### The input
★ ★ ★ ★ ★ ★ ★

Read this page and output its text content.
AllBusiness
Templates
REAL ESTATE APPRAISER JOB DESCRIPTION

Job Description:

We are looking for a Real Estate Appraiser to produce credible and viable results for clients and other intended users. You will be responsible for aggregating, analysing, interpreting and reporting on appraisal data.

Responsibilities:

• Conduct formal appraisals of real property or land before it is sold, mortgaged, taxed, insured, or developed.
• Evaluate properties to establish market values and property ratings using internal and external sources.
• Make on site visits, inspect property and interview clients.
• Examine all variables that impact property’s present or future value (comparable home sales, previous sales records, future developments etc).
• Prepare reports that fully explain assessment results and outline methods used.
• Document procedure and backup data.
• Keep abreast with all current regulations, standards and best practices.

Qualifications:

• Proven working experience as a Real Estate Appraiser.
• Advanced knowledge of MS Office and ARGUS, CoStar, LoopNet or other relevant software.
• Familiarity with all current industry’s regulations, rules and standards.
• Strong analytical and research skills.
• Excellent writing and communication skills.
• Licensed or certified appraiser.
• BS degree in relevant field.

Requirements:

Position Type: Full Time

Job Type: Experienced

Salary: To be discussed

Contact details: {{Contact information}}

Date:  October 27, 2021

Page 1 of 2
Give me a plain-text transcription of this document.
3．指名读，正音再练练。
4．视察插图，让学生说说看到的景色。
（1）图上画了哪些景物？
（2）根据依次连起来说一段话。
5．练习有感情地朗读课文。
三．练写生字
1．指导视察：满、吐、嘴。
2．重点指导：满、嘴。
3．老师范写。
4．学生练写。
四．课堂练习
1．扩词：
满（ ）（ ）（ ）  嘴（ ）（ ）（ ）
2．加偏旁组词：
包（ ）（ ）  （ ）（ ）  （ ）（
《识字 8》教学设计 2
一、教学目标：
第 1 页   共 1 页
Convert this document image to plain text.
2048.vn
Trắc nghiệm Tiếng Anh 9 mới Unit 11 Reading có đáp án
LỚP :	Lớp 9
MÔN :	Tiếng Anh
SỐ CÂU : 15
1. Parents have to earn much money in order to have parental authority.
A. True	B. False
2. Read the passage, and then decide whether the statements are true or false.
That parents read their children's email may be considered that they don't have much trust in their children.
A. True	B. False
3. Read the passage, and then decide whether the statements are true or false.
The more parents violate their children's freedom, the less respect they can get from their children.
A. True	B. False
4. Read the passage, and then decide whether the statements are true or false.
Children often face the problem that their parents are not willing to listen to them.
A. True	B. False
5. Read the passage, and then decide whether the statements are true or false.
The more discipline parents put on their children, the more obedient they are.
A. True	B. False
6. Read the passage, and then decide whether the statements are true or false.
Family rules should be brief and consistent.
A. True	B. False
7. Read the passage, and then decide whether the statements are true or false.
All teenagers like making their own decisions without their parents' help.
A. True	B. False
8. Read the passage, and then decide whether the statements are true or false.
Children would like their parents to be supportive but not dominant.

★ ★ ★ ★ ★ ★ ★

Copy each line above that contains the word "much".

1. Parents have to earn much money in order to have parental authority.
That parents read their children's email may be considered that they don't have much trust in their children.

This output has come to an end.